[Passage provided — start]
May 25, 2026loop

Loop Daily: 2026-05-26

A quieter, more honest day for the autoresearch crowd. The loudest single data point cut against the hype: a fresh benchmark says today's coding agents recover under 10 percent of human AI-R&D progress, mostly because they tune hyperparameters and dodge the actual algorithmic work. But underneath that sobering number, the real loops are getting concrete, an agent rewriting train.py and grinding a dozen experiments an hour, a researcher loop that automates jailbreak testing, the first big surveys drawing a hard line between where autonomous research helps and where it quietly breaks. The theme of the day is calibration: less can-it-do-everything, more here-is-exactly-what-it-can-and-cannot-do.
πŸ’‘#1
@rohit4verse
https://x.com/rohit4verse/status/2058841697333948858
The cleanest live autoresearch loop of the day. Instead of a fixed hyperparameter sweep, the agent rewrites arbitrary parts of train.py, so the search space is whatever it can invent and safely implement, not a predefined grid. It clocks roughly 12 runs an hour with a full audit trail written to results.tsv. That last detail matters: an autonomous experiment loop is only trustworthy if every run leaves a paper trail you can reconstruct later.
[Passage provided — finish]
*Exercise instructions*
Copy out the whole Loop Daily post for May 26, 2026, word for word.
[Data supplied — start]
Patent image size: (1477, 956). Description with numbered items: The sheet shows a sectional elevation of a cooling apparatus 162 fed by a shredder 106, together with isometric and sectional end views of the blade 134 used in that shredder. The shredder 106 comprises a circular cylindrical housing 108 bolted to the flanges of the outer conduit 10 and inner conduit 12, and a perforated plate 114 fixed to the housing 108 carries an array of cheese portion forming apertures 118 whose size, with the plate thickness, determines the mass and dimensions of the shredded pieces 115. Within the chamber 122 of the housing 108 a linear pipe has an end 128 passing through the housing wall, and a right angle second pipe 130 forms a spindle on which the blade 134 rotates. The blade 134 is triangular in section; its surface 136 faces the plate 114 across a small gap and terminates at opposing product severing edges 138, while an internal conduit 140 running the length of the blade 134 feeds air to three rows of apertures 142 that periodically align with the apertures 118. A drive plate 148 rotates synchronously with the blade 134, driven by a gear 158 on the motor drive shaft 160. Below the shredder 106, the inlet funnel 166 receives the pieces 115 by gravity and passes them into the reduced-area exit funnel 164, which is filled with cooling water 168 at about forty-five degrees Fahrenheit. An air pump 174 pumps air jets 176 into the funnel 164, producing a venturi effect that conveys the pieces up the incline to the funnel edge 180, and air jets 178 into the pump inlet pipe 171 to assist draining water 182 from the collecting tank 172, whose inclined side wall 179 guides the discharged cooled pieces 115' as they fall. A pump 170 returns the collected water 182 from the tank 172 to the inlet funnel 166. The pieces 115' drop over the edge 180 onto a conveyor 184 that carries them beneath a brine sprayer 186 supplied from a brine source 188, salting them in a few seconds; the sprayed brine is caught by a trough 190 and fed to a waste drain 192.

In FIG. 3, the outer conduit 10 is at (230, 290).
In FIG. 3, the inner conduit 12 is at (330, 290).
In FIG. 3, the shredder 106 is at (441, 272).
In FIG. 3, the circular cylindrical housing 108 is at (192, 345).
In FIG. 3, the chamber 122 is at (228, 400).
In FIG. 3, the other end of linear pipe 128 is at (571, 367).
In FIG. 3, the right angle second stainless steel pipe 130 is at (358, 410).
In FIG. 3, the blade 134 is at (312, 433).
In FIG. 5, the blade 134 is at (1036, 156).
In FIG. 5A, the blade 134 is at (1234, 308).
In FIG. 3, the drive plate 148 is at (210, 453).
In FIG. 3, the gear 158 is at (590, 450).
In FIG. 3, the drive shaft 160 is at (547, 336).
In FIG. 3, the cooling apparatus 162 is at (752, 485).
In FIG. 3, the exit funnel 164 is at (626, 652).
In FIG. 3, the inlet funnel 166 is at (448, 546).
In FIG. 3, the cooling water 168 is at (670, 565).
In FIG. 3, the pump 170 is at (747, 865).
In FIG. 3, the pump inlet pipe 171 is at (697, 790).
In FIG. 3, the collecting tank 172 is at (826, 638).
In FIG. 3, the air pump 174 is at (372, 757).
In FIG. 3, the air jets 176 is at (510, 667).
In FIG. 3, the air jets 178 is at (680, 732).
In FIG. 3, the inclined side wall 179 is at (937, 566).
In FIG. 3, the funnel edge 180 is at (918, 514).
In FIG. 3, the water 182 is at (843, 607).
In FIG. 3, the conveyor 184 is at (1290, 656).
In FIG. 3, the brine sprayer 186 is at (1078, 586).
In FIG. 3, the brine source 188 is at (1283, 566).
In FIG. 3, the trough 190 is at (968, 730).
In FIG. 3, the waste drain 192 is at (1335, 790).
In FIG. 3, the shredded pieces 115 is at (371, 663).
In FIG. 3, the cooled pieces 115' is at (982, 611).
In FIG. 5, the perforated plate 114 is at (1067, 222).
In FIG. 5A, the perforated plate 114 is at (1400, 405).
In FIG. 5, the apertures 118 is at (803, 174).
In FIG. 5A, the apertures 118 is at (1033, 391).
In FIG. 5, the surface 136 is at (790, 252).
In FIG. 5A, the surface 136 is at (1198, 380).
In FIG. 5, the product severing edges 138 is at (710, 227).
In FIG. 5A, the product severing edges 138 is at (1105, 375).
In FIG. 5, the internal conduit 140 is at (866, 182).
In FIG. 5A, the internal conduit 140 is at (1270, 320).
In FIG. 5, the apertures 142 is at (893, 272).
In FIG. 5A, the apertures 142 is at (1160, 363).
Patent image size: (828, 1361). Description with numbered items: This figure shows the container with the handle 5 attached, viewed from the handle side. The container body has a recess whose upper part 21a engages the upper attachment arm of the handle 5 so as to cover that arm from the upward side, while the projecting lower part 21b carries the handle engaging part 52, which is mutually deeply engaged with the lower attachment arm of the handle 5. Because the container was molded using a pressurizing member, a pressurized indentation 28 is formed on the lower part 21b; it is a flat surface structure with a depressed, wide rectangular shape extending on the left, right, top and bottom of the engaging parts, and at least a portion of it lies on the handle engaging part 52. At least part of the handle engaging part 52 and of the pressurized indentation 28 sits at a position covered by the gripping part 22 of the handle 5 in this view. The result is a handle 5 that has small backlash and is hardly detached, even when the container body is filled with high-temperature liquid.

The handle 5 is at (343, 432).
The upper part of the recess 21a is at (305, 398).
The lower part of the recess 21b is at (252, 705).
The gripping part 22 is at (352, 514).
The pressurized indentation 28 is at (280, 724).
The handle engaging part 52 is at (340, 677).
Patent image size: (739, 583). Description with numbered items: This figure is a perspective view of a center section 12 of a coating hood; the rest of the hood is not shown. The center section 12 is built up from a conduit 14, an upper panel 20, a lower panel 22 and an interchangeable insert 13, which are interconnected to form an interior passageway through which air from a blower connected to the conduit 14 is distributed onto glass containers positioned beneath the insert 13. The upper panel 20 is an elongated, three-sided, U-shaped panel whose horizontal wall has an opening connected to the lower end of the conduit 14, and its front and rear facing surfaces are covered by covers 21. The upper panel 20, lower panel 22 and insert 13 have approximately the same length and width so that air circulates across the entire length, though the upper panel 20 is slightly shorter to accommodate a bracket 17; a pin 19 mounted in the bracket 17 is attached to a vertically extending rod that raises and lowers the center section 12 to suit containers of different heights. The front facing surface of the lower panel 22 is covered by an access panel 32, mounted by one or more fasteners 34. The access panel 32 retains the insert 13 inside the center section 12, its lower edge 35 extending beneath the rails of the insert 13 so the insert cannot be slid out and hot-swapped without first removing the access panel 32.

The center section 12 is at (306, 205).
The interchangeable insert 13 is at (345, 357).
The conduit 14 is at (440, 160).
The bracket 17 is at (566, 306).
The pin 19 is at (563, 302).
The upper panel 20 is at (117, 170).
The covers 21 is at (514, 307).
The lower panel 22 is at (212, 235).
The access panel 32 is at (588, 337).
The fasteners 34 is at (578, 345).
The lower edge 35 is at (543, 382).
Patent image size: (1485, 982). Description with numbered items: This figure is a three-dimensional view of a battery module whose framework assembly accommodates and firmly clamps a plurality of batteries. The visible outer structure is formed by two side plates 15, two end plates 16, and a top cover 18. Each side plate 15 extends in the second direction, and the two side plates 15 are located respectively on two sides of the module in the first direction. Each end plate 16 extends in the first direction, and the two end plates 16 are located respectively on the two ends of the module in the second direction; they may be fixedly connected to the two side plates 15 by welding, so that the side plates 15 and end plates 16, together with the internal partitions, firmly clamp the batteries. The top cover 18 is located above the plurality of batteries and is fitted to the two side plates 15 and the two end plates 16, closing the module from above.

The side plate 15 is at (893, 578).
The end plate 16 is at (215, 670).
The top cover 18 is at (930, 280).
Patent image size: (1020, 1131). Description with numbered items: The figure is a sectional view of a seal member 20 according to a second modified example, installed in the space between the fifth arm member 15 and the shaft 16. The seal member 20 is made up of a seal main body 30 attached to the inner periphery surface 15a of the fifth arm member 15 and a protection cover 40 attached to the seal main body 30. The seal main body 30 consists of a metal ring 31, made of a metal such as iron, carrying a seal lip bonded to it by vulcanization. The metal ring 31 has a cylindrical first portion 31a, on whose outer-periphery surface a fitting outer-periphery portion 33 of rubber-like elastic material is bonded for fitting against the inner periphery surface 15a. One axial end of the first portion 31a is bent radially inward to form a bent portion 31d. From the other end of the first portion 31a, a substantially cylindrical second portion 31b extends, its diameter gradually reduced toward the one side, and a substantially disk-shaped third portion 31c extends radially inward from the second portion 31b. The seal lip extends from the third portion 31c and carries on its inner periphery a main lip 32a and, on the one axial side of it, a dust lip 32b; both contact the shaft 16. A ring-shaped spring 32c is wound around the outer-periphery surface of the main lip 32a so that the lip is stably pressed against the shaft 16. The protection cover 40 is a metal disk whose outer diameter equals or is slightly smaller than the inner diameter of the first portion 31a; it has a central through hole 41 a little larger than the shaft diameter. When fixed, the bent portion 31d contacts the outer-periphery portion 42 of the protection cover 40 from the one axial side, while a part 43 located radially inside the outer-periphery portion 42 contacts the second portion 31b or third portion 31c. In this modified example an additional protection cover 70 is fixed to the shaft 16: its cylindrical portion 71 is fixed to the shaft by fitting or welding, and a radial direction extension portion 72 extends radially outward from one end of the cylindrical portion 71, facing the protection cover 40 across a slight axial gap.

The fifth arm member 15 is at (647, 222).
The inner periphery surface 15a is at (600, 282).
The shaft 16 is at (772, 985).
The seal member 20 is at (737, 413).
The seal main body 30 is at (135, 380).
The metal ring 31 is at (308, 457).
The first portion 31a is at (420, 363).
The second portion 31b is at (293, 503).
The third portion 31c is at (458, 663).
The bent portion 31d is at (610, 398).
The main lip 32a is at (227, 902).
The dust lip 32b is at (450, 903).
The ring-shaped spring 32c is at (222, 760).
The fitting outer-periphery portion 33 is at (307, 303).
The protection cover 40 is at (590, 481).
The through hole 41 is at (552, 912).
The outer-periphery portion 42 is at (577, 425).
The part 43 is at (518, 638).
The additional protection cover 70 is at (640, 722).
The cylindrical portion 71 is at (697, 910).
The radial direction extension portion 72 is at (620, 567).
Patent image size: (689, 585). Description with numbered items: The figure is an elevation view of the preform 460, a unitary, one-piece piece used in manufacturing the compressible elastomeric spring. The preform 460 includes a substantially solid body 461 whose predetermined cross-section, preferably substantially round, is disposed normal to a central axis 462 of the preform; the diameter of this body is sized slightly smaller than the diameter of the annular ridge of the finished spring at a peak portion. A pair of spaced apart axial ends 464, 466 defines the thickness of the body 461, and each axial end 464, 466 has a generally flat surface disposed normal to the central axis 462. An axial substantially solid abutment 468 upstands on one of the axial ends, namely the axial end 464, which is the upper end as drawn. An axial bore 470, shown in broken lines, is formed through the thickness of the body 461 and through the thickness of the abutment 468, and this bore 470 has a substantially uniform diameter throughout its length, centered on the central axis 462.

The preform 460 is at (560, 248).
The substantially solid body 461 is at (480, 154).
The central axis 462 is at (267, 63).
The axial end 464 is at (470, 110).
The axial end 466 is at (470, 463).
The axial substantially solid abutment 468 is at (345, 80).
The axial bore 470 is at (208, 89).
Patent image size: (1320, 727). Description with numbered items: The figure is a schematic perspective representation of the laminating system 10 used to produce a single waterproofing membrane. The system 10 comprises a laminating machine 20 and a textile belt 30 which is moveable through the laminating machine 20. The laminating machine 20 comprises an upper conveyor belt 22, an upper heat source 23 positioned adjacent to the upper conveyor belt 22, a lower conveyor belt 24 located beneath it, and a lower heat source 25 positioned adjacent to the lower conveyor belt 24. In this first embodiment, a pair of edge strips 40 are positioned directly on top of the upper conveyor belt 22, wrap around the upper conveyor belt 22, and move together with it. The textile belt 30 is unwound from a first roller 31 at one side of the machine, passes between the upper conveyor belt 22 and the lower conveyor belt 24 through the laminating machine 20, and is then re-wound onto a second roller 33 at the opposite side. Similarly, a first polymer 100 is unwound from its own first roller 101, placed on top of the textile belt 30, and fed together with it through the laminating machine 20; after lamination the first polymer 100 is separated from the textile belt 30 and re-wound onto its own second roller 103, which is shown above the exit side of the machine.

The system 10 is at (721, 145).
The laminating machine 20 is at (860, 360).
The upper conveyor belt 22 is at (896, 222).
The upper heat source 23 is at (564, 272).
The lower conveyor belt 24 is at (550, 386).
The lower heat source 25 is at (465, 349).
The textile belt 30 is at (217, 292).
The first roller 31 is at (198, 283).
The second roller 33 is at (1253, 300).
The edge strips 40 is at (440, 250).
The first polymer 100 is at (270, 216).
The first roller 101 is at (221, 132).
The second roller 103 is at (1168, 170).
[Data supplied — finish]
*Output of the exercise*
May 25, 2026loop

Loop Daily: 2026-05-26

A quieter, more honest day for the autoresearch crowd. The loudest single data point cut against the hype: a fresh benchmark says today's coding agents recover under 10 percent of human AI-R&D progress, mostly because they tune hyperparameters and dodge the actual algorithmic work. But underneath that sobering number, the real loops are getting concrete, an agent rewriting train.py and grinding a dozen experiments an hour, a researcher loop that automates jailbreak testing, the first big surveys drawing a hard line between where autonomous research helps and where it quietly breaks. The theme of the day is calibration: less can-it-do-everything, more here-is-exactly-what-it-can-and-cannot-do.
πŸ’‘#1
@rohit4verse
https://x.com/rohit4verse/status/2058841697333948858
The cleanest live autoresearch loop of the day. Instead of a fixed hyperparameter sweep, the agent rewrites arbitrary parts of train.py, so the search space is whatever it can invent and safely implement, not a predefined grid. It clocks roughly 12 runs an hour with a full audit trail written to results.tsv. That last detail matters: an autonomous experiment loop is only trustworthy if every run leaves a paper trail you can reconstruct later.